-- start --

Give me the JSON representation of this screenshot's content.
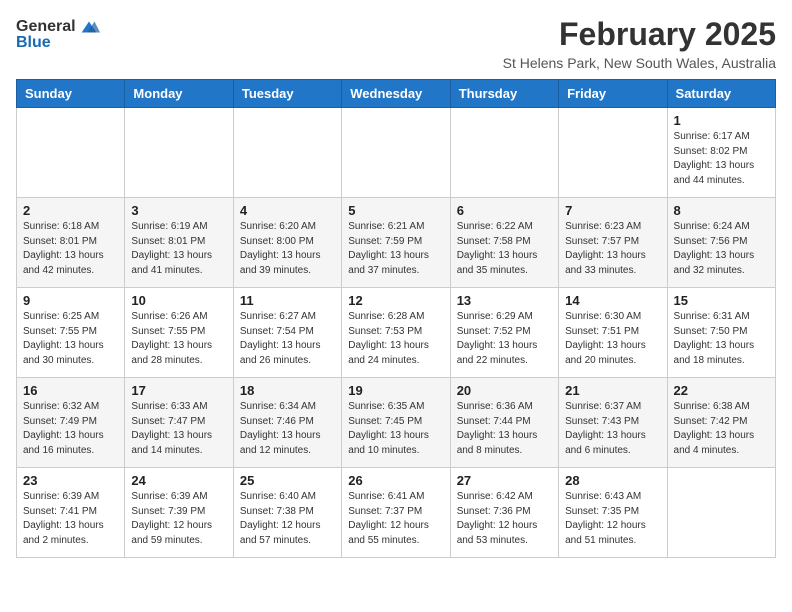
{
  "header": {
    "logo_general": "General",
    "logo_blue": "Blue",
    "title": "February 2025",
    "subtitle": "St Helens Park, New South Wales, Australia"
  },
  "weekdays": [
    "Sunday",
    "Monday",
    "Tuesday",
    "Wednesday",
    "Thursday",
    "Friday",
    "Saturday"
  ],
  "weeks": [
    [
      {
        "day": "",
        "info": ""
      },
      {
        "day": "",
        "info": ""
      },
      {
        "day": "",
        "info": ""
      },
      {
        "day": "",
        "info": ""
      },
      {
        "day": "",
        "info": ""
      },
      {
        "day": "",
        "info": ""
      },
      {
        "day": "1",
        "info": "Sunrise: 6:17 AM\nSunset: 8:02 PM\nDaylight: 13 hours\nand 44 minutes."
      }
    ],
    [
      {
        "day": "2",
        "info": "Sunrise: 6:18 AM\nSunset: 8:01 PM\nDaylight: 13 hours\nand 42 minutes."
      },
      {
        "day": "3",
        "info": "Sunrise: 6:19 AM\nSunset: 8:01 PM\nDaylight: 13 hours\nand 41 minutes."
      },
      {
        "day": "4",
        "info": "Sunrise: 6:20 AM\nSunset: 8:00 PM\nDaylight: 13 hours\nand 39 minutes."
      },
      {
        "day": "5",
        "info": "Sunrise: 6:21 AM\nSunset: 7:59 PM\nDaylight: 13 hours\nand 37 minutes."
      },
      {
        "day": "6",
        "info": "Sunrise: 6:22 AM\nSunset: 7:58 PM\nDaylight: 13 hours\nand 35 minutes."
      },
      {
        "day": "7",
        "info": "Sunrise: 6:23 AM\nSunset: 7:57 PM\nDaylight: 13 hours\nand 33 minutes."
      },
      {
        "day": "8",
        "info": "Sunrise: 6:24 AM\nSunset: 7:56 PM\nDaylight: 13 hours\nand 32 minutes."
      }
    ],
    [
      {
        "day": "9",
        "info": "Sunrise: 6:25 AM\nSunset: 7:55 PM\nDaylight: 13 hours\nand 30 minutes."
      },
      {
        "day": "10",
        "info": "Sunrise: 6:26 AM\nSunset: 7:55 PM\nDaylight: 13 hours\nand 28 minutes."
      },
      {
        "day": "11",
        "info": "Sunrise: 6:27 AM\nSunset: 7:54 PM\nDaylight: 13 hours\nand 26 minutes."
      },
      {
        "day": "12",
        "info": "Sunrise: 6:28 AM\nSunset: 7:53 PM\nDaylight: 13 hours\nand 24 minutes."
      },
      {
        "day": "13",
        "info": "Sunrise: 6:29 AM\nSunset: 7:52 PM\nDaylight: 13 hours\nand 22 minutes."
      },
      {
        "day": "14",
        "info": "Sunrise: 6:30 AM\nSunset: 7:51 PM\nDaylight: 13 hours\nand 20 minutes."
      },
      {
        "day": "15",
        "info": "Sunrise: 6:31 AM\nSunset: 7:50 PM\nDaylight: 13 hours\nand 18 minutes."
      }
    ],
    [
      {
        "day": "16",
        "info": "Sunrise: 6:32 AM\nSunset: 7:49 PM\nDaylight: 13 hours\nand 16 minutes."
      },
      {
        "day": "17",
        "info": "Sunrise: 6:33 AM\nSunset: 7:47 PM\nDaylight: 13 hours\nand 14 minutes."
      },
      {
        "day": "18",
        "info": "Sunrise: 6:34 AM\nSunset: 7:46 PM\nDaylight: 13 hours\nand 12 minutes."
      },
      {
        "day": "19",
        "info": "Sunrise: 6:35 AM\nSunset: 7:45 PM\nDaylight: 13 hours\nand 10 minutes."
      },
      {
        "day": "20",
        "info": "Sunrise: 6:36 AM\nSunset: 7:44 PM\nDaylight: 13 hours\nand 8 minutes."
      },
      {
        "day": "21",
        "info": "Sunrise: 6:37 AM\nSunset: 7:43 PM\nDaylight: 13 hours\nand 6 minutes."
      },
      {
        "day": "22",
        "info": "Sunrise: 6:38 AM\nSunset: 7:42 PM\nDaylight: 13 hours\nand 4 minutes."
      }
    ],
    [
      {
        "day": "23",
        "info": "Sunrise: 6:39 AM\nSunset: 7:41 PM\nDaylight: 13 hours\nand 2 minutes."
      },
      {
        "day": "24",
        "info": "Sunrise: 6:39 AM\nSunset: 7:39 PM\nDaylight: 12 hours\nand 59 minutes."
      },
      {
        "day": "25",
        "info": "Sunrise: 6:40 AM\nSunset: 7:38 PM\nDaylight: 12 hours\nand 57 minutes."
      },
      {
        "day": "26",
        "info": "Sunrise: 6:41 AM\nSunset: 7:37 PM\nDaylight: 12 hours\nand 55 minutes."
      },
      {
        "day": "27",
        "info": "Sunrise: 6:42 AM\nSunset: 7:36 PM\nDaylight: 12 hours\nand 53 minutes."
      },
      {
        "day": "28",
        "info": "Sunrise: 6:43 AM\nSunset: 7:35 PM\nDaylight: 12 hours\nand 51 minutes."
      },
      {
        "day": "",
        "info": ""
      }
    ]
  ]
}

-- end --

Required work :: Repeat the listing in full and exactly. Do not include any images.

Answer to this exercise ::
Give me the JSON representation of this screenshot's content.
{
  "header": {
    "logo_general": "General",
    "logo_blue": "Blue",
    "title": "February 2025",
    "subtitle": "St Helens Park, New South Wales, Australia"
  },
  "weekdays": [
    "Sunday",
    "Monday",
    "Tuesday",
    "Wednesday",
    "Thursday",
    "Friday",
    "Saturday"
  ],
  "weeks": [
    [
      {
        "day": "",
        "info": ""
      },
      {
        "day": "",
        "info": ""
      },
      {
        "day": "",
        "info": ""
      },
      {
        "day": "",
        "info": ""
      },
      {
        "day": "",
        "info": ""
      },
      {
        "day": "",
        "info": ""
      },
      {
        "day": "1",
        "info": "Sunrise: 6:17 AM\nSunset: 8:02 PM\nDaylight: 13 hours\nand 44 minutes."
      }
    ],
    [
      {
        "day": "2",
        "info": "Sunrise: 6:18 AM\nSunset: 8:01 PM\nDaylight: 13 hours\nand 42 minutes."
      },
      {
        "day": "3",
        "info": "Sunrise: 6:19 AM\nSunset: 8:01 PM\nDaylight: 13 hours\nand 41 minutes."
      },
      {
        "day": "4",
        "info": "Sunrise: 6:20 AM\nSunset: 8:00 PM\nDaylight: 13 hours\nand 39 minutes."
      },
      {
        "day": "5",
        "info": "Sunrise: 6:21 AM\nSunset: 7:59 PM\nDaylight: 13 hours\nand 37 minutes."
      },
      {
        "day": "6",
        "info": "Sunrise: 6:22 AM\nSunset: 7:58 PM\nDaylight: 13 hours\nand 35 minutes."
      },
      {
        "day": "7",
        "info": "Sunrise: 6:23 AM\nSunset: 7:57 PM\nDaylight: 13 hours\nand 33 minutes."
      },
      {
        "day": "8",
        "info": "Sunrise: 6:24 AM\nSunset: 7:56 PM\nDaylight: 13 hours\nand 32 minutes."
      }
    ],
    [
      {
        "day": "9",
        "info": "Sunrise: 6:25 AM\nSunset: 7:55 PM\nDaylight: 13 hours\nand 30 minutes."
      },
      {
        "day": "10",
        "info": "Sunrise: 6:26 AM\nSunset: 7:55 PM\nDaylight: 13 hours\nand 28 minutes."
      },
      {
        "day": "11",
        "info": "Sunrise: 6:27 AM\nSunset: 7:54 PM\nDaylight: 13 hours\nand 26 minutes."
      },
      {
        "day": "12",
        "info": "Sunrise: 6:28 AM\nSunset: 7:53 PM\nDaylight: 13 hours\nand 24 minutes."
      },
      {
        "day": "13",
        "info": "Sunrise: 6:29 AM\nSunset: 7:52 PM\nDaylight: 13 hours\nand 22 minutes."
      },
      {
        "day": "14",
        "info": "Sunrise: 6:30 AM\nSunset: 7:51 PM\nDaylight: 13 hours\nand 20 minutes."
      },
      {
        "day": "15",
        "info": "Sunrise: 6:31 AM\nSunset: 7:50 PM\nDaylight: 13 hours\nand 18 minutes."
      }
    ],
    [
      {
        "day": "16",
        "info": "Sunrise: 6:32 AM\nSunset: 7:49 PM\nDaylight: 13 hours\nand 16 minutes."
      },
      {
        "day": "17",
        "info": "Sunrise: 6:33 AM\nSunset: 7:47 PM\nDaylight: 13 hours\nand 14 minutes."
      },
      {
        "day": "18",
        "info": "Sunrise: 6:34 AM\nSunset: 7:46 PM\nDaylight: 13 hours\nand 12 minutes."
      },
      {
        "day": "19",
        "info": "Sunrise: 6:35 AM\nSunset: 7:45 PM\nDaylight: 13 hours\nand 10 minutes."
      },
      {
        "day": "20",
        "info": "Sunrise: 6:36 AM\nSunset: 7:44 PM\nDaylight: 13 hours\nand 8 minutes."
      },
      {
        "day": "21",
        "info": "Sunrise: 6:37 AM\nSunset: 7:43 PM\nDaylight: 13 hours\nand 6 minutes."
      },
      {
        "day": "22",
        "info": "Sunrise: 6:38 AM\nSunset: 7:42 PM\nDaylight: 13 hours\nand 4 minutes."
      }
    ],
    [
      {
        "day": "23",
        "info": "Sunrise: 6:39 AM\nSunset: 7:41 PM\nDaylight: 13 hours\nand 2 minutes."
      },
      {
        "day": "24",
        "info": "Sunrise: 6:39 AM\nSunset: 7:39 PM\nDaylight: 12 hours\nand 59 minutes."
      },
      {
        "day": "25",
        "info": "Sunrise: 6:40 AM\nSunset: 7:38 PM\nDaylight: 12 hours\nand 57 minutes."
      },
      {
        "day": "26",
        "info": "Sunrise: 6:41 AM\nSunset: 7:37 PM\nDaylight: 12 hours\nand 55 minutes."
      },
      {
        "day": "27",
        "info": "Sunrise: 6:42 AM\nSunset: 7:36 PM\nDaylight: 12 hours\nand 53 minutes."
      },
      {
        "day": "28",
        "info": "Sunrise: 6:43 AM\nSunset: 7:35 PM\nDaylight: 12 hours\nand 51 minutes."
      },
      {
        "day": "",
        "info": ""
      }
    ]
  ]
}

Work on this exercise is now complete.